ЗАДАНИЯ:
[A] Сколько пленных, вышедших из подвалов, насчитал Дерягин, согласно его докладу в отрывке о капитуляции в Берлине?
[B] Перечислите все положения, которые рассказчик в отрывке о капитуляции в Берлине передал противнику по радио, начиная со слов «Наше условие одно».

Вот отсюда, из Днепропетровска, и потянулись мои пути-дороги, сначала на запад, потом на восток и снова на запад. Тяжкие оборонительные бои, выход из окружения, иссушающее душу ощущение повседневной смертельной угрозы. Радость первых побед, счастливая волна наступательных сражений... И вот - конец похода. В центре Европы. В Берлине. Остается только поставить последнюю точку...

Телефонный звонок заставил меня вздрогнуть. Что за известие он нес? Докладывал Дерягин:

- Гитлеровцы выбросили белый флаг из центрального входа в подземелье и начали сдаваться!

Шел третий час ночи.

Около четырех я услышал взволнованные слова радиста Алексея Ткаченко:

- Товарищ генерал! Немцы открытым текстом на русском языке просят нас перейти на волну четыреста сорок и вступить в переговоры!

Я подбежал к рации и взял трубку. В ней слышался какой-то заунывный, протяжный голос, произносивший с сильным акцентом: "Товарищи!.. Товарищи!.." Мне резануло слух это слово, так по-чужому звучавшее в устах врага. "Ишь ты, как приперло - товарищами стали, - подумал я. - Раньше небось за это слово расстреливали..."

А чужой голос повторял: "Переходите на волну четыреста сорок. Просим прекратить огонь и вступить в переговоры. Как вы нас слышите? Прием..."

Вопрос о капитуляции войск центрального сектора обороны явно выходил за пределы прерогатив командира дивизии - я не взялся решить его сам и срочно соединился с Переверткиным:

- Товарищ генерал, командование девятого сектора предлагает прекратить огонь и вступить с ними в переговоры. Какие будут указания?

- Василий Митрофанович, - помолчав, ответил командир корпуса, подождите немного, я вам позвоню.

Через несколько минут Семен Никифорович распорядился:

- Вступайте в переговоры. Условие одно: безоговорочная капитуляция.

Я обернулся к радисту:

- На волну четыреста сорок настроены?

- Так точно! - отозвался Ткаченко и протянул мне трубку.

В наушнике звучал все тот же протяжный голос:

"Просим вступить в переговоры..."

Нажав рычажок, я начал:

- С вами говорит представитель советского командования. Вас слышу. Как слышите меня? Прием...

- Вас слышу хорошо, слышу хорошо. Прием.

- Наше условие одно: безоговорочная капитуляция. Огонь прекратить с обеих сторон через пятнадцать минут. Пленных будем принимать у Бранденбургских ворот. Всем гарантируем жизнь. Огнестрельное оружие складывать по ту сторону ворот. Офицерам разрешается оставить при себе холодное оружие.

Возвратив трубку Алексею, я сказал ему:

- Повторите то же самое несколько раз по-русски и по-немецки. Чтобы у них во всех подразделениях приняли.

После этого я позвонил в рейхстаг и вызвал Дерягина. Тот доложил, что заканчивает прием пленных, вышедших из подвалов, что всего их оказалось тысяча шестьсот пятьдесят четыре человека.

- Отправляйтесь с Соколовским к Бранденбургским воротам. Назначаю вас ответственным парламентером и возлагаю общее руководство приемом сдавшихся. Объявите, что после капитуляции они будут распущены по домам. Генералам и офицерам сохраните холодное оружие. Захватите переводчика и офицеров себе в помощь. Все ясно?

ИСХОДНЫЕ ДАННЫЕ:
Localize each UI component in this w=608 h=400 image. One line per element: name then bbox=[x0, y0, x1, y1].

ОТВЕТЫ ПО ЗАДАНИЯМ:
[A] Тысячу шестьсот пятьдесят четыре человека.

[B]
1. Безоговорочная капитуляция.
2. Огонь прекратить с обеих сторон через пятнадцать минут.
3. Пленных будут принимать у Бранденбургских ворот.
4. Всем гарантируется жизнь.
5. Огнестрельное оружие складывать по ту сторону ворот.
6. Офицерам разрешается оставить при себе холодное оружие.